(Data listing)
↓
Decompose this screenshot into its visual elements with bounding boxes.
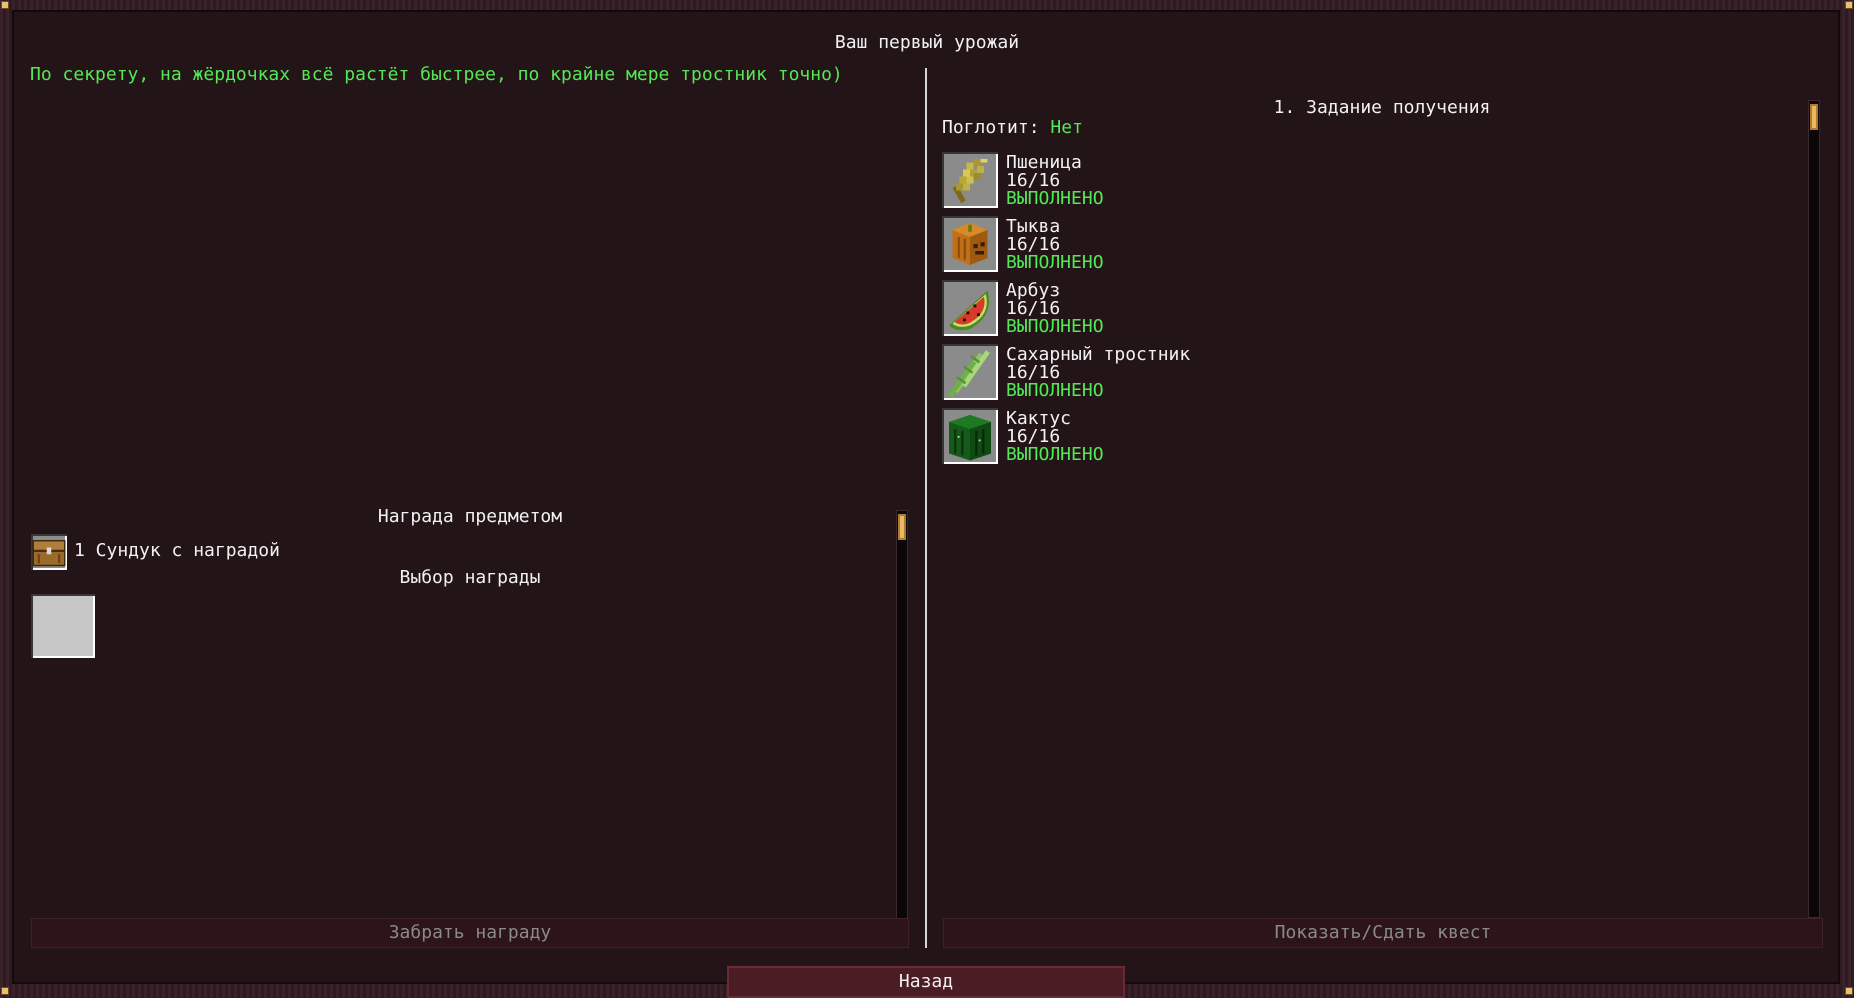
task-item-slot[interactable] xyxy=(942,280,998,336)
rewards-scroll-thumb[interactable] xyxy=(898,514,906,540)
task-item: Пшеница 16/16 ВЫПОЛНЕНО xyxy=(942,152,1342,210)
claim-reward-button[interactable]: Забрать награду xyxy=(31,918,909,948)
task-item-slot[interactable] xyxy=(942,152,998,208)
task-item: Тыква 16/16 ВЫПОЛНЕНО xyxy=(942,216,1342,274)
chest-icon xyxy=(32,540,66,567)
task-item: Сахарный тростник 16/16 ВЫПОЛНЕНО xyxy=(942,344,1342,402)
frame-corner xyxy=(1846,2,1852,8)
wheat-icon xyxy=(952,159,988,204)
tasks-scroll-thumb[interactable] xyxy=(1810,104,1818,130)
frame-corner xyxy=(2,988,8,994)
↑
__Task to carry out__. How many lines in the entries above contain the string "item"? Reply with the number alone.

__Solution for this exercise__. 5